PROBLEM
Each record must be retyped in full. No character may differ.

DATA TO USE
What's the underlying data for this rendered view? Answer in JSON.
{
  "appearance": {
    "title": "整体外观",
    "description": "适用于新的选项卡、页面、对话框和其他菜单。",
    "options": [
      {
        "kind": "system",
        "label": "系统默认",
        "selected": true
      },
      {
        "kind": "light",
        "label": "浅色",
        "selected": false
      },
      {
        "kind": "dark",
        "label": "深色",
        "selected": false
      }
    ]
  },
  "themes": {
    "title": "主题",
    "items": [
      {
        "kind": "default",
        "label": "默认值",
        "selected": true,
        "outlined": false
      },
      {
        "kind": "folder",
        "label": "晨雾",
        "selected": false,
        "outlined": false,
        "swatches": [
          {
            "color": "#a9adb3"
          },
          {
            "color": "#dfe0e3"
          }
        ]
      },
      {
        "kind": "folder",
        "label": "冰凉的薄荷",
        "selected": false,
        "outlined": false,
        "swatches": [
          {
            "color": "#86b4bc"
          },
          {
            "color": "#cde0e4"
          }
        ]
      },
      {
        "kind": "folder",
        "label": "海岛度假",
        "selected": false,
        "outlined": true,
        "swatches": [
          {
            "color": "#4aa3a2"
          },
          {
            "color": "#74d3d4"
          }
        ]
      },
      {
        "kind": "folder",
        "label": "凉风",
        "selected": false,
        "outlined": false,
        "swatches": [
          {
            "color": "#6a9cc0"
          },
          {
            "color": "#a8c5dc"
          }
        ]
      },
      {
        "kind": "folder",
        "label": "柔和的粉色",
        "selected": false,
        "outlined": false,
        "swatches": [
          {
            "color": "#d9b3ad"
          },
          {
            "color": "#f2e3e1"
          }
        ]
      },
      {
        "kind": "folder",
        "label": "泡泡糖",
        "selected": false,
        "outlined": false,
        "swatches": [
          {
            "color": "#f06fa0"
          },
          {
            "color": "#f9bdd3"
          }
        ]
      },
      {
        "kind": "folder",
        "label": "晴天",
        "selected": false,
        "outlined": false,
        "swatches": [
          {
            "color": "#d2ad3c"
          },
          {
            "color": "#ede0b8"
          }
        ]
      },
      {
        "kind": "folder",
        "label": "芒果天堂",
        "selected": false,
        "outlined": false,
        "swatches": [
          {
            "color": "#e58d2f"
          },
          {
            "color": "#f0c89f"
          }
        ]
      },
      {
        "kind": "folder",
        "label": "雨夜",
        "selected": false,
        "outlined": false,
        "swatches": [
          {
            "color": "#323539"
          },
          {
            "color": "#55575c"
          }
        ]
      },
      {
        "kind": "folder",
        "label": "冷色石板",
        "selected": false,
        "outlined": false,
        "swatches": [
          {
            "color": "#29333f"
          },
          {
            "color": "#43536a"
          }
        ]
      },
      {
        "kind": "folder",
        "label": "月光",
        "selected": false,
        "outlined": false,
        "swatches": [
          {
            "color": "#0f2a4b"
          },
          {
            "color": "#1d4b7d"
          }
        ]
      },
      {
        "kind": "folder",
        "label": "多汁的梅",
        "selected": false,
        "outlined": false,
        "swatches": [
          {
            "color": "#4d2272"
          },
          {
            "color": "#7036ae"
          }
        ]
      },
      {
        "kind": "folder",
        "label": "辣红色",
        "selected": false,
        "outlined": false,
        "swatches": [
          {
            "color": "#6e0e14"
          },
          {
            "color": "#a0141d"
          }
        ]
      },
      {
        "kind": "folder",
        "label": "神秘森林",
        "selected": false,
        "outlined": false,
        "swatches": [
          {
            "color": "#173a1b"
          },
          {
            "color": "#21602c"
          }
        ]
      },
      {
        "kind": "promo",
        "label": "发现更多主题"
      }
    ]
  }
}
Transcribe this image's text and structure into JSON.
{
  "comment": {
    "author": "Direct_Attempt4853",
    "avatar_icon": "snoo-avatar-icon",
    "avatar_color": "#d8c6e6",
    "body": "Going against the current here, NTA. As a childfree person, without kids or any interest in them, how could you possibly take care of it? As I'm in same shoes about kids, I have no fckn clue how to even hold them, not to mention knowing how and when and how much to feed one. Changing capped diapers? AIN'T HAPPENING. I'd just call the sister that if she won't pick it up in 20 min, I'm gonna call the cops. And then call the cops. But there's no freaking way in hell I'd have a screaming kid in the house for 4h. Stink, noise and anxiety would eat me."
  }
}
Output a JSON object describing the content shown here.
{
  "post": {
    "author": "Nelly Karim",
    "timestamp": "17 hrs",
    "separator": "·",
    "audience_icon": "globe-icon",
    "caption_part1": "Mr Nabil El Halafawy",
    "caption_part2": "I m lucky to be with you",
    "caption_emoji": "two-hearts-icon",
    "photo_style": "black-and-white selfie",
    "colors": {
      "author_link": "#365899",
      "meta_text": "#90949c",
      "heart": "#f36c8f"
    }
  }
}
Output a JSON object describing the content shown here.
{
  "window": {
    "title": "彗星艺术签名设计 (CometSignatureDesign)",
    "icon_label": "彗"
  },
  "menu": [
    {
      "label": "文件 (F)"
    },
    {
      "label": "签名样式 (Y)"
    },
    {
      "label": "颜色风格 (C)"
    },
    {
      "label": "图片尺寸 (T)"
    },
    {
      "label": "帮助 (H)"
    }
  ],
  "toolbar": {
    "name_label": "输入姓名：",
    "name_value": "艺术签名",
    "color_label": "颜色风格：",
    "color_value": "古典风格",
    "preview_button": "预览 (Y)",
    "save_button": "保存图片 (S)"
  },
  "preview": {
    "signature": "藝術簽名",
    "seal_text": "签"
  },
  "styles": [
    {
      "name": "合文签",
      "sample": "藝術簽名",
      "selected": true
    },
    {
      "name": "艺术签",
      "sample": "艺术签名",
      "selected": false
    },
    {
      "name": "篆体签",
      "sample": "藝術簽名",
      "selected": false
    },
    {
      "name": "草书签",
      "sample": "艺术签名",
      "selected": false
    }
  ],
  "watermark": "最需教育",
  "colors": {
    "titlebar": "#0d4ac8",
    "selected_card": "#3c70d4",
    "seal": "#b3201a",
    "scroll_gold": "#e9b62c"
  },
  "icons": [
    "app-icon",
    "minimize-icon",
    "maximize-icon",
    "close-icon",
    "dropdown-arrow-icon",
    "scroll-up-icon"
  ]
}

SOLUTION TO THE EXERCISE
What's the underlying data for this rendered view? Answer in JSON.
{
  "appearance": {
    "title": "整体外观",
    "description": "适用于新的选项卡、页面、对话框和其他菜单。",
    "options": [
      {
        "kind": "system",
        "label": "系统默认",
        "selected": true
      },
      {
        "kind": "light",
        "label": "浅色",
        "selected": false
      },
      {
        "kind": "dark",
        "label": "深色",
        "selected": false
      }
    ]
  },
  "themes": {
    "title": "主题",
    "items": [
      {
        "kind": "default",
        "label": "默认值",
        "selected": true,
        "outlined": false
      },
      {
        "kind": "folder",
        "label": "晨雾",
        "selected": false,
        "outlined": false,
        "swatches": [
          {
            "color": "#a9adb3"
          },
          {
            "color": "#dfe0e3"
          }
        ]
      },
      {
        "kind": "folder",
        "label": "冰凉的薄荷",
        "selected": false,
        "outlined": false,
        "swatches": [
          {
            "color": "#86b4bc"
          },
          {
            "color": "#cde0e4"
          }
        ]
      },
      {
        "kind": "folder",
        "label": "海岛度假",
        "selected": false,
        "outlined": true,
        "swatches": [
          {
            "color": "#4aa3a2"
          },
          {
            "color": "#74d3d4"
          }
        ]
      },
      {
        "kind": "folder",
        "label": "凉风",
        "selected": false,
        "outlined": false,
        "swatches": [
          {
            "color": "#6a9cc0"
          },
          {
            "color": "#a8c5dc"
          }
        ]
      },
      {
        "kind": "folder",
        "label": "柔和的粉色",
        "selected": false,
        "outlined": false,
        "swatches": [
          {
            "color": "#d9b3ad"
          },
          {
            "color": "#f2e3e1"
          }
        ]
      },
      {
        "kind": "folder",
        "label": "泡泡糖",
        "selected": false,
        "outlined": false,
        "swatches": [
          {
            "color": "#f06fa0"
          },
          {
            "color": "#f9bdd3"
          }
        ]
      },
      {
        "kind": "folder",
        "label": "晴天",
        "selected": false,
        "outlined": false,
        "swatches": [
          {
            "color": "#d2ad3c"
          },
          {
            "color": "#ede0b8"
          }
        ]
      },
      {
        "kind": "folder",
        "label": "芒果天堂",
        "selected": false,
        "outlined": false,
        "swatches": [
          {
            "color": "#e58d2f"
          },
          {
            "color": "#f0c89f"
          }
        ]
      },
      {
        "kind": "folder",
        "label": "雨夜",
        "selected": false,
        "outlined": false,
        "swatches": [
          {
            "color": "#323539"
          },
          {
            "color": "#55575c"
          }
        ]
      },
      {
        "kind": "folder",
        "label": "冷色石板",
        "selected": false,
        "outlined": false,
        "swatches": [
          {
            "color": "#29333f"
          },
          {
            "color": "#43536a"
          }
        ]
      },
      {
        "kind": "folder",
        "label": "月光",
        "selected": false,
        "outlined": false,
        "swatches": [
          {
            "color": "#0f2a4b"
          },
          {
            "color": "#1d4b7d"
          }
        ]
      },
      {
        "kind": "folder",
        "label": "多汁的梅",
        "selected": false,
        "outlined": false,
        "swatches": [
          {
            "color": "#4d2272"
          },
          {
            "color": "#7036ae"
          }
        ]
      },
      {
        "kind": "folder",
        "label": "辣红色",
        "selected": false,
        "outlined": false,
        "swatches": [
          {
            "color": "#6e0e14"
          },
          {
            "color": "#a0141d"
          }
        ]
      },
      {
        "kind": "folder",
        "label": "神秘森林",
        "selected": false,
        "outlined": false,
        "swatches": [
          {
            "color": "#173a1b"
          },
          {
            "color": "#21602c"
          }
        ]
      },
      {
        "kind": "promo",
        "label": "发现更多主题"
      }
    ]
  }
}
Transcribe this image's text and structure into JSON.
{
  "comment": {
    "author": "Direct_Attempt4853",
    "avatar_icon": "snoo-avatar-icon",
    "avatar_color": "#d8c6e6",
    "body": "Going against the current here, NTA. As a childfree person, without kids or any interest in them, how could you possibly take care of it? As I'm in same shoes about kids, I have no fckn clue how to even hold them, not to mention knowing how and when and how much to feed one. Changing capped diapers? AIN'T HAPPENING. I'd just call the sister that if she won't pick it up in 20 min, I'm gonna call the cops. And then call the cops. But there's no freaking way in hell I'd have a screaming kid in the house for 4h. Stink, noise and anxiety would eat me."
  }
}
Output a JSON object describing the content shown here.
{
  "post": {
    "author": "Nelly Karim",
    "timestamp": "17 hrs",
    "separator": "·",
    "audience_icon": "globe-icon",
    "caption_part1": "Mr Nabil El Halafawy",
    "caption_part2": "I m lucky to be with you",
    "caption_emoji": "two-hearts-icon",
    "photo_style": "black-and-white selfie",
    "colors": {
      "author_link": "#365899",
      "meta_text": "#90949c",
      "heart": "#f36c8f"
    }
  }
}
Output a JSON object describing the content shown here.
{
  "window": {
    "title": "彗星艺术签名设计 (CometSignatureDesign)",
    "icon_label": "彗"
  },
  "menu": [
    {
      "label": "文件 (F)"
    },
    {
      "label": "签名样式 (Y)"
    },
    {
      "label": "颜色风格 (C)"
    },
    {
      "label": "图片尺寸 (T)"
    },
    {
      "label": "帮助 (H)"
    }
  ],
  "toolbar": {
    "name_label": "输入姓名：",
    "name_value": "艺术签名",
    "color_label": "颜色风格：",
    "color_value": "古典风格",
    "preview_button": "预览 (Y)",
    "save_button": "保存图片 (S)"
  },
  "preview": {
    "signature": "藝術簽名",
    "seal_text": "签"
  },
  "styles": [
    {
      "name": "合文签",
      "sample": "藝術簽名",
      "selected": true
    },
    {
      "name": "艺术签",
      "sample": "艺术签名",
      "selected": false
    },
    {
      "name": "篆体签",
      "sample": "藝術簽名",
      "selected": false
    },
    {
      "name": "草书签",
      "sample": "艺术签名",
      "selected": false
    }
  ],
  "watermark": "最需教育",
  "colors": {
    "titlebar": "#0d4ac8",
    "selected_card": "#3c70d4",
    "seal": "#b3201a",
    "scroll_gold": "#e9b62c"
  },
  "icons": [
    "app-icon",
    "minimize-icon",
    "maximize-icon",
    "close-icon",
    "dropdown-arrow-icon",
    "scroll-up-icon"
  ]
}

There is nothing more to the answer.